*Figure record extracts*
>> Begin

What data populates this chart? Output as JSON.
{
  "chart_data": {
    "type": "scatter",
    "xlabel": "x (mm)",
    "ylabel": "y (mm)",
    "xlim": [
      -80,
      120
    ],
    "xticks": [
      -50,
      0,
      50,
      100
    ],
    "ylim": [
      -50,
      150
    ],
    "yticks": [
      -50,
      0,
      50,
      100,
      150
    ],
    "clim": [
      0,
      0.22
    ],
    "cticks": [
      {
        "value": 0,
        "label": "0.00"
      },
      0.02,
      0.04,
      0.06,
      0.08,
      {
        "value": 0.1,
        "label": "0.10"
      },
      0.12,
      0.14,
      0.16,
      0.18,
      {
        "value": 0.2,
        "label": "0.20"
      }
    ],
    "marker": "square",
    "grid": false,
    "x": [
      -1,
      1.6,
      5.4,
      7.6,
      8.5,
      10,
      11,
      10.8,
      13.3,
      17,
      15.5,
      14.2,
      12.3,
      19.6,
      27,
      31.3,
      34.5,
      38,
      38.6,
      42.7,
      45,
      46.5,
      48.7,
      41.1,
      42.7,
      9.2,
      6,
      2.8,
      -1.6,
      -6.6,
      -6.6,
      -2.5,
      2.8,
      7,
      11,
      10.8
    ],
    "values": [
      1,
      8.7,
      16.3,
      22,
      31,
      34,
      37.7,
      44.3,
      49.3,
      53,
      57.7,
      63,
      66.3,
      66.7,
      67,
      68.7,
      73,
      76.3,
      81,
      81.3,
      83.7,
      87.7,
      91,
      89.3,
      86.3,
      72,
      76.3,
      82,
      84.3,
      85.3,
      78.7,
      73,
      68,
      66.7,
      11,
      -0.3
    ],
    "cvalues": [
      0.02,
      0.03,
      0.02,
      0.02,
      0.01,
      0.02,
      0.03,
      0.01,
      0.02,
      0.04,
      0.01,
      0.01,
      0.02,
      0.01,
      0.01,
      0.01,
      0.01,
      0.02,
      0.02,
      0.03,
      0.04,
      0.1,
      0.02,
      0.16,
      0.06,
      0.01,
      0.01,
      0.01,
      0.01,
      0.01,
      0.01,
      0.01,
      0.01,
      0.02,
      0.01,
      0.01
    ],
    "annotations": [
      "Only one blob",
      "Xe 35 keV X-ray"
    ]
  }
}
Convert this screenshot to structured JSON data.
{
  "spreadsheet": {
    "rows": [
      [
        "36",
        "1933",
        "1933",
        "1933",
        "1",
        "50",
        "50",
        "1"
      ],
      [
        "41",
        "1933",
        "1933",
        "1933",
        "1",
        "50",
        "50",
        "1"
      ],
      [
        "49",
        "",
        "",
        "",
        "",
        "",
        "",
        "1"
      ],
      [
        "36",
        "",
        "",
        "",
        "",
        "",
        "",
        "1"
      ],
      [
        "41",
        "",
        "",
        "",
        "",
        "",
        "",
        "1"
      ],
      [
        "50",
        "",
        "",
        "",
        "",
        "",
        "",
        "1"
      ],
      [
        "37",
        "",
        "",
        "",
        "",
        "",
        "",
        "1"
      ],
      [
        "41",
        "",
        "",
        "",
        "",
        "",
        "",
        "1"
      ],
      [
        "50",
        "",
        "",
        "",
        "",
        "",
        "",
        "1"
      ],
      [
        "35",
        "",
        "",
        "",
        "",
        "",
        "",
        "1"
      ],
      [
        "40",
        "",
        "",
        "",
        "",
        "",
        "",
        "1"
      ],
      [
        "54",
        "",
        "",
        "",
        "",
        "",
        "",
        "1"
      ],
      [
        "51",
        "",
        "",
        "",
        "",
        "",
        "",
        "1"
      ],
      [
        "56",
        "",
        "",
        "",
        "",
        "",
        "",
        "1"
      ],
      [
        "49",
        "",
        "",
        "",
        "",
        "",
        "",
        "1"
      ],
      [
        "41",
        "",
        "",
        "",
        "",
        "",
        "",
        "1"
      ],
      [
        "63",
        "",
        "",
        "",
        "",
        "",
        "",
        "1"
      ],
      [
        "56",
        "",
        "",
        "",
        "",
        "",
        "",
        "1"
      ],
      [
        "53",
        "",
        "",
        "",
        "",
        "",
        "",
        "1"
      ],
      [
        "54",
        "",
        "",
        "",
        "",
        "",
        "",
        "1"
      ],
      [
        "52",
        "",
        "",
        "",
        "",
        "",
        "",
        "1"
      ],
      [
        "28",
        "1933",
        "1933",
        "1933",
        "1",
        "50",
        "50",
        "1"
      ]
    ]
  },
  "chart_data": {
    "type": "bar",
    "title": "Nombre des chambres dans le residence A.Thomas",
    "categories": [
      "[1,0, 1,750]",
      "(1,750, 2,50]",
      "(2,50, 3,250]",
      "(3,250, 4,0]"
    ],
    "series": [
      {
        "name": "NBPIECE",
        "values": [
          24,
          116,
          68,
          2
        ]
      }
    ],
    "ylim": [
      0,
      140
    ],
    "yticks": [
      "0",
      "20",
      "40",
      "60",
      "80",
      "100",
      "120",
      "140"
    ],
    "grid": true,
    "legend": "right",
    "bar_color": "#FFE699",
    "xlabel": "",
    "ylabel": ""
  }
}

>> End

*TASK REQUIREMENTS*
Every line of the data above should be reproduced word for word.

*REPLY TO THE TASK*
What data populates this chart? Output as JSON.
{
  "chart_data": {
    "type": "scatter",
    "xlabel": "x (mm)",
    "ylabel": "y (mm)",
    "xlim": [
      -80,
      120
    ],
    "xticks": [
      -50,
      0,
      50,
      100
    ],
    "ylim": [
      -50,
      150
    ],
    "yticks": [
      -50,
      0,
      50,
      100,
      150
    ],
    "clim": [
      0,
      0.22
    ],
    "cticks": [
      {
        "value": 0,
        "label": "0.00"
      },
      0.02,
      0.04,
      0.06,
      0.08,
      {
        "value": 0.1,
        "label": "0.10"
      },
      0.12,
      0.14,
      0.16,
      0.18,
      {
        "value": 0.2,
        "label": "0.20"
      }
    ],
    "marker": "square",
    "grid": false,
    "x": [
      -1,
      1.6,
      5.4,
      7.6,
      8.5,
      10,
      11,
      10.8,
      13.3,
      17,
      15.5,
      14.2,
      12.3,
      19.6,
      27,
      31.3,
      34.5,
      38,
      38.6,
      42.7,
      45,
      46.5,
      48.7,
      41.1,
      42.7,
      9.2,
      6,
      2.8,
      -1.6,
      -6.6,
      -6.6,
      -2.5,
      2.8,
      7,
      11,
      10.8
    ],
    "values": [
      1,
      8.7,
      16.3,
      22,
      31,
      34,
      37.7,
      44.3,
      49.3,
      53,
      57.7,
      63,
      66.3,
      66.7,
      67,
      68.7,
      73,
      76.3,
      81,
      81.3,
      83.7,
      87.7,
      91,
      89.3,
      86.3,
      72,
      76.3,
      82,
      84.3,
      85.3,
      78.7,
      73,
      68,
      66.7,
      11,
      -0.3
    ],
    "cvalues": [
      0.02,
      0.03,
      0.02,
      0.02,
      0.01,
      0.02,
      0.03,
      0.01,
      0.02,
      0.04,
      0.01,
      0.01,
      0.02,
      0.01,
      0.01,
      0.01,
      0.01,
      0.02,
      0.02,
      0.03,
      0.04,
      0.1,
      0.02,
      0.16,
      0.06,
      0.01,
      0.01,
      0.01,
      0.01,
      0.01,
      0.01,
      0.01,
      0.01,
      0.02,
      0.01,
      0.01
    ],
    "annotations": [
      "Only one blob",
      "Xe 35 keV X-ray"
    ]
  }
}
Convert this screenshot to structured JSON data.
{
  "spreadsheet": {
    "rows": [
      [
        "36",
        "1933",
        "1933",
        "1933",
        "1",
        "50",
        "50",
        "1"
      ],
      [
        "41",
        "1933",
        "1933",
        "1933",
        "1",
        "50",
        "50",
        "1"
      ],
      [
        "49",
        "",
        "",
        "",
        "",
        "",
        "",
        "1"
      ],
      [
        "36",
        "",
        "",
        "",
        "",
        "",
        "",
        "1"
      ],
      [
        "41",
        "",
        "",
        "",
        "",
        "",
        "",
        "1"
      ],
      [
        "50",
        "",
        "",
        "",
        "",
        "",
        "",
        "1"
      ],
      [
        "37",
        "",
        "",
        "",
        "",
        "",
        "",
        "1"
      ],
      [
        "41",
        "",
        "",
        "",
        "",
        "",
        "",
        "1"
      ],
      [
        "50",
        "",
        "",
        "",
        "",
        "",
        "",
        "1"
      ],
      [
        "35",
        "",
        "",
        "",
        "",
        "",
        "",
        "1"
      ],
      [
        "40",
        "",
        "",
        "",
        "",
        "",
        "",
        "1"
      ],
      [
        "54",
        "",
        "",
        "",
        "",
        "",
        "",
        "1"
      ],
      [
        "51",
        "",
        "",
        "",
        "",
        "",
        "",
        "1"
      ],
      [
        "56",
        "",
        "",
        "",
        "",
        "",
        "",
        "1"
      ],
      [
        "49",
        "",
        "",
        "",
        "",
        "",
        "",
        "1"
      ],
      [
        "41",
        "",
        "",
        "",
        "",
        "",
        "",
        "1"
      ],
      [
        "63",
        "",
        "",
        "",
        "",
        "",
        "",
        "1"
      ],
      [
        "56",
        "",
        "",
        "",
        "",
        "",
        "",
        "1"
      ],
      [
        "53",
        "",
        "",
        "",
        "",
        "",
        "",
        "1"
      ],
      [
        "54",
        "",
        "",
        "",
        "",
        "",
        "",
        "1"
      ],
      [
        "52",
        "",
        "",
        "",
        "",
        "",
        "",
        "1"
      ],
      [
        "28",
        "1933",
        "1933",
        "1933",
        "1",
        "50",
        "50",
        "1"
      ]
    ]
  },
  "chart_data": {
    "type": "bar",
    "title": "Nombre des chambres dans le residence A.Thomas",
    "categories": [
      "[1,0, 1,750]",
      "(1,750, 2,50]",
      "(2,50, 3,250]",
      "(3,250, 4,0]"
    ],
    "series": [
      {
        "name": "NBPIECE",
        "values": [
          24,
          116,
          68,
          2
        ]
      }
    ],
    "ylim": [
      0,
      140
    ],
    "yticks": [
      "0",
      "20",
      "40",
      "60",
      "80",
      "100",
      "120",
      "140"
    ],
    "grid": true,
    "legend": "right",
    "bar_color": "#FFE699",
    "xlabel": "",
    "ylabel": ""
  }
}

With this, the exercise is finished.